==== GIVEN RECORDS

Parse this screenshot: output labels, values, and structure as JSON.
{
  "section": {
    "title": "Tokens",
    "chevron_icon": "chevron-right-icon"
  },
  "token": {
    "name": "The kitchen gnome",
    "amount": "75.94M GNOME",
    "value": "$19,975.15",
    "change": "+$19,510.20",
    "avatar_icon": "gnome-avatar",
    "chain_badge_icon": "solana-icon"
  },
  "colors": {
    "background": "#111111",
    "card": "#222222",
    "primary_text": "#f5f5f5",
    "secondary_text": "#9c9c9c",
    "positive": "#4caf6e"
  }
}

========

(AIM) Give all of the entries again, word for word.

(WORKED ANSWER)
Parse this screenshot: output labels, values, and structure as JSON.
{
  "section": {
    "title": "Tokens",
    "chevron_icon": "chevron-right-icon"
  },
  "token": {
    "name": "The kitchen gnome",
    "amount": "75.94M GNOME",
    "value": "$19,975.15",
    "change": "+$19,510.20",
    "avatar_icon": "gnome-avatar",
    "chain_badge_icon": "solana-icon"
  },
  "colors": {
    "background": "#111111",
    "card": "#222222",
    "primary_text": "#f5f5f5",
    "secondary_text": "#9c9c9c",
    "positive": "#4caf6e"
  }
}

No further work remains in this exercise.